▶ **DATASET EXTRACT**:
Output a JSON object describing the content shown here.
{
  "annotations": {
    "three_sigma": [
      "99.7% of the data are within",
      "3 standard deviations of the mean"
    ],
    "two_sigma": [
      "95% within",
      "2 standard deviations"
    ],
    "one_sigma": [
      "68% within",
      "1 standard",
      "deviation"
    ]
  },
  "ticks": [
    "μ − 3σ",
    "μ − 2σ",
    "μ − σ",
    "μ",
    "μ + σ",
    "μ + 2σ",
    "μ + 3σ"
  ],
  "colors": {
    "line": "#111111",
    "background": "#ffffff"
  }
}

▶ **YOUR TASK**:
Retype all of the material above with every character intact.

▶ **FINISHED EXERCISE**:
Output a JSON object describing the content shown here.
{
  "annotations": {
    "three_sigma": [
      "99.7% of the data are within",
      "3 standard deviations of the mean"
    ],
    "two_sigma": [
      "95% within",
      "2 standard deviations"
    ],
    "one_sigma": [
      "68% within",
      "1 standard",
      "deviation"
    ]
  },
  "ticks": [
    "μ − 3σ",
    "μ − 2σ",
    "μ − σ",
    "μ",
    "μ + σ",
    "μ + 2σ",
    "μ + 3σ"
  ],
  "colors": {
    "line": "#111111",
    "background": "#ffffff"
  }
}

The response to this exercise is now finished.